Required work → All of the data below must be repeated exactly.

Data lines →
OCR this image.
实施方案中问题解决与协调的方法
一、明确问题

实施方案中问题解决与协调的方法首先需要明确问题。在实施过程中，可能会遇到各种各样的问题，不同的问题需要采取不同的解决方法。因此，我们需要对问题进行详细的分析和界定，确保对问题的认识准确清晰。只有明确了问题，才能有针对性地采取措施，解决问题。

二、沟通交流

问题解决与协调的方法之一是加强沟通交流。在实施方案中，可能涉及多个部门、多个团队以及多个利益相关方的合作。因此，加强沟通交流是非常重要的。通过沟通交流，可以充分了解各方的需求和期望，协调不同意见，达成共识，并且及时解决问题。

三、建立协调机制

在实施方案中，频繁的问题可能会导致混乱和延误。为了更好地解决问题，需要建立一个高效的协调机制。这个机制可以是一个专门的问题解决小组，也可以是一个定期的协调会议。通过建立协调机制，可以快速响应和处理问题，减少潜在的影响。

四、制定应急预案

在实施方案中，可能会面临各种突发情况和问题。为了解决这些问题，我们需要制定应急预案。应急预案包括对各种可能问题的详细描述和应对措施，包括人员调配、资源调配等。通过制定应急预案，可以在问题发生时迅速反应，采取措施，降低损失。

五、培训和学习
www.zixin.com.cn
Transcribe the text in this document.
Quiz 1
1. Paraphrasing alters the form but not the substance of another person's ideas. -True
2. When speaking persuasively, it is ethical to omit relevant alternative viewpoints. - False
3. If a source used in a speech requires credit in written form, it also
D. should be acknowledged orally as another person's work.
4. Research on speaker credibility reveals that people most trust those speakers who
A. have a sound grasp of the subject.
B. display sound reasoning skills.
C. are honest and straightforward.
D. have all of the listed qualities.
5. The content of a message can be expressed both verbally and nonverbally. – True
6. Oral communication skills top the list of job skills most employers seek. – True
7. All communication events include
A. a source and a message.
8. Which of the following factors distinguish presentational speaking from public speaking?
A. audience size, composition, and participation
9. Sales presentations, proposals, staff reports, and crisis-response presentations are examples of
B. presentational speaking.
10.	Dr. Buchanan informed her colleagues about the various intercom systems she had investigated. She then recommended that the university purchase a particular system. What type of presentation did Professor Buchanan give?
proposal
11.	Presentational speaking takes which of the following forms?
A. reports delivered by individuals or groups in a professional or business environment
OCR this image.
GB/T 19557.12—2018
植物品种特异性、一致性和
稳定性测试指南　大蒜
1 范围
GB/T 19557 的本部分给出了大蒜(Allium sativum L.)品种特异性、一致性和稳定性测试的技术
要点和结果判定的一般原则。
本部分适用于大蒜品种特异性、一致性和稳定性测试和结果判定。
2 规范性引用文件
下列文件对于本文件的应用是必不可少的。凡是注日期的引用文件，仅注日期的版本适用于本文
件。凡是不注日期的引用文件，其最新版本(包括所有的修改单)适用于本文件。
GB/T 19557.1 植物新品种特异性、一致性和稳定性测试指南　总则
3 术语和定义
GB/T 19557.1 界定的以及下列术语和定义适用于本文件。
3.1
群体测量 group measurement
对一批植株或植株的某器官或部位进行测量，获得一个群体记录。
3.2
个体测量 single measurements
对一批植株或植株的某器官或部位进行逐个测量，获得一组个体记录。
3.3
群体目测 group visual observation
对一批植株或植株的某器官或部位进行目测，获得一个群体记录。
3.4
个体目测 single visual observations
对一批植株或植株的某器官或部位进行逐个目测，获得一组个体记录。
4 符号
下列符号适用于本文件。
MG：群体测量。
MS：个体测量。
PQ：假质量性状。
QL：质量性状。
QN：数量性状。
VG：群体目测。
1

Full answer →
OCR this image.
实施方案中问题解决与协调的方法
一、明确问题

实施方案中问题解决与协调的方法首先需要明确问题。在实施过程中，可能会遇到各种各样的问题，不同的问题需要采取不同的解决方法。因此，我们需要对问题进行详细的分析和界定，确保对问题的认识准确清晰。只有明确了问题，才能有针对性地采取措施，解决问题。

二、沟通交流

问题解决与协调的方法之一是加强沟通交流。在实施方案中，可能涉及多个部门、多个团队以及多个利益相关方的合作。因此，加强沟通交流是非常重要的。通过沟通交流，可以充分了解各方的需求和期望，协调不同意见，达成共识，并且及时解决问题。

三、建立协调机制

在实施方案中，频繁的问题可能会导致混乱和延误。为了更好地解决问题，需要建立一个高效的协调机制。这个机制可以是一个专门的问题解决小组，也可以是一个定期的协调会议。通过建立协调机制，可以快速响应和处理问题，减少潜在的影响。

四、制定应急预案

在实施方案中，可能会面临各种突发情况和问题。为了解决这些问题，我们需要制定应急预案。应急预案包括对各种可能问题的详细描述和应对措施，包括人员调配、资源调配等。通过制定应急预案，可以在问题发生时迅速反应，采取措施，降低损失。

五、培训和学习
www.zixin.com.cn
Transcribe the text in this document.
Quiz 1
1. Paraphrasing alters the form but not the substance of another person's ideas. -True
2. When speaking persuasively, it is ethical to omit relevant alternative viewpoints. - False
3. If a source used in a speech requires credit in written form, it also
D. should be acknowledged orally as another person's work.
4. Research on speaker credibility reveals that people most trust those speakers who
A. have a sound grasp of the subject.
B. display sound reasoning skills.
C. are honest and straightforward.
D. have all of the listed qualities.
5. The content of a message can be expressed both verbally and nonverbally. – True
6. Oral communication skills top the list of job skills most employers seek. – True
7. All communication events include
A. a source and a message.
8. Which of the following factors distinguish presentational speaking from public speaking?
A. audience size, composition, and participation
9. Sales presentations, proposals, staff reports, and crisis-response presentations are examples of
B. presentational speaking.
10.	Dr. Buchanan informed her colleagues about the various intercom systems she had investigated. She then recommended that the university purchase a particular system. What type of presentation did Professor Buchanan give?
proposal
11.	Presentational speaking takes which of the following forms?
A. reports delivered by individuals or groups in a professional or business environment
OCR this image.
GB/T 19557.12—2018
植物品种特异性、一致性和
稳定性测试指南　大蒜
1 范围
GB/T 19557 的本部分给出了大蒜(Allium sativum L.)品种特异性、一致性和稳定性测试的技术
要点和结果判定的一般原则。
本部分适用于大蒜品种特异性、一致性和稳定性测试和结果判定。
2 规范性引用文件
下列文件对于本文件的应用是必不可少的。凡是注日期的引用文件，仅注日期的版本适用于本文
件。凡是不注日期的引用文件，其最新版本(包括所有的修改单)适用于本文件。
GB/T 19557.1 植物新品种特异性、一致性和稳定性测试指南　总则
3 术语和定义
GB/T 19557.1 界定的以及下列术语和定义适用于本文件。
3.1
群体测量 group measurement
对一批植株或植株的某器官或部位进行测量，获得一个群体记录。
3.2
个体测量 single measurements
对一批植株或植株的某器官或部位进行逐个测量，获得一组个体记录。
3.3
群体目测 group visual observation
对一批植株或植株的某器官或部位进行目测，获得一个群体记录。
3.4
个体目测 single visual observations
对一批植株或植株的某器官或部位进行逐个目测，获得一组个体记录。
4 符号
下列符号适用于本文件。
MG：群体测量。
MS：个体测量。
PQ：假质量性状。
QL：质量性状。
QN：数量性状。
VG：群体目测。
1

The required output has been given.